:: Stated problem ::
Records follow. Pull out every line that contains "mondial".

:: Listed records ::
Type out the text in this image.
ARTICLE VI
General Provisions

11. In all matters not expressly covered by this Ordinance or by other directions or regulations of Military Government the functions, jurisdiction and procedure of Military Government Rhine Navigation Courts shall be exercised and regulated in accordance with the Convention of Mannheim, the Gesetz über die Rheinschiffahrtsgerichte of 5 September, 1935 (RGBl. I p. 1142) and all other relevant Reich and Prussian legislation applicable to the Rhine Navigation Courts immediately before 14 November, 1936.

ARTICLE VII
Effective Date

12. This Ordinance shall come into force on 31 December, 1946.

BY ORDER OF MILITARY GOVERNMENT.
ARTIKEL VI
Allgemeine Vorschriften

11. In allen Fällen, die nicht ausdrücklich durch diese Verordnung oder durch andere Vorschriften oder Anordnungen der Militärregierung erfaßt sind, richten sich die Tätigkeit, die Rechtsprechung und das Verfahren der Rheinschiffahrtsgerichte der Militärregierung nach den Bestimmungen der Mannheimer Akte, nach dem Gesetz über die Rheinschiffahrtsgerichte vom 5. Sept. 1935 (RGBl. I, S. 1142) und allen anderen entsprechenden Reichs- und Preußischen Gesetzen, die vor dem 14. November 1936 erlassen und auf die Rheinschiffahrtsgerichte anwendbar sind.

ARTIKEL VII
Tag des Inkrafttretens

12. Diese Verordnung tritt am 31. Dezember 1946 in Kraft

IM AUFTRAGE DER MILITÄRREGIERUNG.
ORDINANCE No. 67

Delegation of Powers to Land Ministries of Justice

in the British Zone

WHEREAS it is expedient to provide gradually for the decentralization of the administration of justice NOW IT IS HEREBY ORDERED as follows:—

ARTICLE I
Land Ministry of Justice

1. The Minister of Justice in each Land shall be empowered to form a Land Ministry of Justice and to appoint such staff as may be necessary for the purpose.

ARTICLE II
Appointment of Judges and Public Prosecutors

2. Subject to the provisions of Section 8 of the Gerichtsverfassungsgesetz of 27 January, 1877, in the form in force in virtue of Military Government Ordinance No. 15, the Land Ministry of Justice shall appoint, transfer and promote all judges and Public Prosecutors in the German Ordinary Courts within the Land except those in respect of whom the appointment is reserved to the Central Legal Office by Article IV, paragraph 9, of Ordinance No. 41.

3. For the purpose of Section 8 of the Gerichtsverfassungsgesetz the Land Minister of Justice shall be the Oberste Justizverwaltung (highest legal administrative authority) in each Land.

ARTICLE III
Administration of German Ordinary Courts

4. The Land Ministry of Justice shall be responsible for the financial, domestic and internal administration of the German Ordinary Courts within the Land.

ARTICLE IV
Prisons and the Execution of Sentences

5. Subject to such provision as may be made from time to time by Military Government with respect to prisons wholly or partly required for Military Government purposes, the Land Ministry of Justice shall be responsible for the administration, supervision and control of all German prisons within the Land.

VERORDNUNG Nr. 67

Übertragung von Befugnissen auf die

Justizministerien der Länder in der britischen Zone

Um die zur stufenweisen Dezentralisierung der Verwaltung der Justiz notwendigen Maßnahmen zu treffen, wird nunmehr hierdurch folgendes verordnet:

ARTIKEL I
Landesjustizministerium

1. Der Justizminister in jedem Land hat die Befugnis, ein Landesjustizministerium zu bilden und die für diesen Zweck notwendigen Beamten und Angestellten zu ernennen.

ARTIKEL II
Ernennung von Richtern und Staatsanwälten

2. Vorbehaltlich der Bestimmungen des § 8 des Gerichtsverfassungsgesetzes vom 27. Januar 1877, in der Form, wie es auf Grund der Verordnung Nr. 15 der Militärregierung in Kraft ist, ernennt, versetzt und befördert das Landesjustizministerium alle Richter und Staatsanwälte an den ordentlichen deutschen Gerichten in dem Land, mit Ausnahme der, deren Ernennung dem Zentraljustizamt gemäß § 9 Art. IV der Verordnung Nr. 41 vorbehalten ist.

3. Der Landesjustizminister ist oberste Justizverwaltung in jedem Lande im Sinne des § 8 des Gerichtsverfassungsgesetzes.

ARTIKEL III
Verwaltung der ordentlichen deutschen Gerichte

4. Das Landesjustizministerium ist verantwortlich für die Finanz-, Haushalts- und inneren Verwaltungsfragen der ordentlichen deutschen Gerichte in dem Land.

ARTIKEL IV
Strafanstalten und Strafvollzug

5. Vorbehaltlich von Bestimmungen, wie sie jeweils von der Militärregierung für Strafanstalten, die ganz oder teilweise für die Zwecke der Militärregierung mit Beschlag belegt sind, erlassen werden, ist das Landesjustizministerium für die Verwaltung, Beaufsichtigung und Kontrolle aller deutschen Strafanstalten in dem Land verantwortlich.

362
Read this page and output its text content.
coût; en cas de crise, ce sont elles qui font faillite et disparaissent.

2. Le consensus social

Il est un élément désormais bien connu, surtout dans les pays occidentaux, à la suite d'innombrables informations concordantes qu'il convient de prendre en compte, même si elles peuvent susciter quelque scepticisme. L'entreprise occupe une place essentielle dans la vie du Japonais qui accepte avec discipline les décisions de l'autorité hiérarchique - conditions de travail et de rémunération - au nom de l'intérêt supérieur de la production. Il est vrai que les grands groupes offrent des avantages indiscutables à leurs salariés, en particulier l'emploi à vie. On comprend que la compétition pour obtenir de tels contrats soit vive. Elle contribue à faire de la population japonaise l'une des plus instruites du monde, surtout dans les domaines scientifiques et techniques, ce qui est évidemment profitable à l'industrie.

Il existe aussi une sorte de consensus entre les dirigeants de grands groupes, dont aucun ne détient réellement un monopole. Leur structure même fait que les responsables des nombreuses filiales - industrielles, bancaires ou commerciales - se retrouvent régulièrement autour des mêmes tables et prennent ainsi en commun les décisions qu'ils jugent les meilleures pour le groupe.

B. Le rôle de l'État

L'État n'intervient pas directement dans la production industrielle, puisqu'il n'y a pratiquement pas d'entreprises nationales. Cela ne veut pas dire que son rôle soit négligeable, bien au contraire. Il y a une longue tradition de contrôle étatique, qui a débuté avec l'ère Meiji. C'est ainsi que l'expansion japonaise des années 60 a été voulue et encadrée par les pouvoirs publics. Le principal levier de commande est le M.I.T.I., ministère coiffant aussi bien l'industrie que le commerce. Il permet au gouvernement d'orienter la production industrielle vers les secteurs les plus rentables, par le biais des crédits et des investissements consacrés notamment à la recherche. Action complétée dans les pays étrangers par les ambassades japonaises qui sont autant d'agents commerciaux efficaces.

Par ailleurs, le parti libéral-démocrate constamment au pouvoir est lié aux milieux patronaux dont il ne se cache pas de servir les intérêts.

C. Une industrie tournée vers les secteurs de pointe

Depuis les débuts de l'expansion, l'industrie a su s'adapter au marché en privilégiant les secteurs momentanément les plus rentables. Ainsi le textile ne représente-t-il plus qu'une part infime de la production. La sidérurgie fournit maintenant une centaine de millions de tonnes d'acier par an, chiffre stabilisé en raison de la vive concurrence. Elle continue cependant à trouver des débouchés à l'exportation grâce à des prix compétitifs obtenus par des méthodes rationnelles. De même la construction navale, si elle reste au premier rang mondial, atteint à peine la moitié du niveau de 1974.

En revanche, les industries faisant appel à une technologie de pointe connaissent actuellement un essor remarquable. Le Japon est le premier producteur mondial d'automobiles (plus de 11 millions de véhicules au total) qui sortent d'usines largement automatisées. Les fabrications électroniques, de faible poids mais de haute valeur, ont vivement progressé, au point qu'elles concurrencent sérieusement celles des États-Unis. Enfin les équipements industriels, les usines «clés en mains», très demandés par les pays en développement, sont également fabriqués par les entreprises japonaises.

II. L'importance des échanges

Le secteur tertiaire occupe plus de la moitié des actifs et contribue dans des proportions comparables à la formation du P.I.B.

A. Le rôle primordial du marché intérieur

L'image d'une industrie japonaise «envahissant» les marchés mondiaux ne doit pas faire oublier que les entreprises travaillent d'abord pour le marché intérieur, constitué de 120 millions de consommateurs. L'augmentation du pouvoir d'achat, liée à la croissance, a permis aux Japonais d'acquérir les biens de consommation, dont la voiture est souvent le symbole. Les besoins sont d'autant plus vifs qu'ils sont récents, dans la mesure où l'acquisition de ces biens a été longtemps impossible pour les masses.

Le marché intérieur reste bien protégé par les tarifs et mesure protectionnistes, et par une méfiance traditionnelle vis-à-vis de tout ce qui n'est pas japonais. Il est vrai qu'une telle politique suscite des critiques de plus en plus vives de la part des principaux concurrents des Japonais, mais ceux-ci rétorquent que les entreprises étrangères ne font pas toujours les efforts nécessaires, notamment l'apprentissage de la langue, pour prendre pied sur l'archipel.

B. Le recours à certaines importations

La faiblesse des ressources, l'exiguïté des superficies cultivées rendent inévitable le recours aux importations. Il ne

:: Expected answer ::
Depuis les débuts de l'expansion, l'industrie a su s'adapter au marché en privilégiant les secteurs momentanément les plus rentables. Ainsi le textile ne représente-t-il plus qu'une part infime de la production. La sidérurgie fournit maintenant une centaine de millions de tonnes d'acier par an, chiffre stabilisé en raison de la vive concurrence. Elle continue cependant à trouver des débouchés à l'exportation grâce à des prix compétitifs obtenus par des méthodes rationnelles. De même la construction navale, si elle reste au premier rang mondial, atteint à peine la moitié du niveau de 1974.
En revanche, les industries faisant appel à une technologie de pointe connaissent actuellement un essor remarquable. Le Japon est le premier producteur mondial d'automobiles (plus de 11 millions de véhicules au total) qui sortent d'usines largement automatisées. Les fabrications électroniques, de faible poids mais de haute valeur, ont vivement progressé, au point qu'elles concurrencent sérieusement celles des États-Unis. Enfin les équipements industriels, les usines «clés en mains», très demandés par les pays en développement, sont également fabriqués par les entreprises japonaises.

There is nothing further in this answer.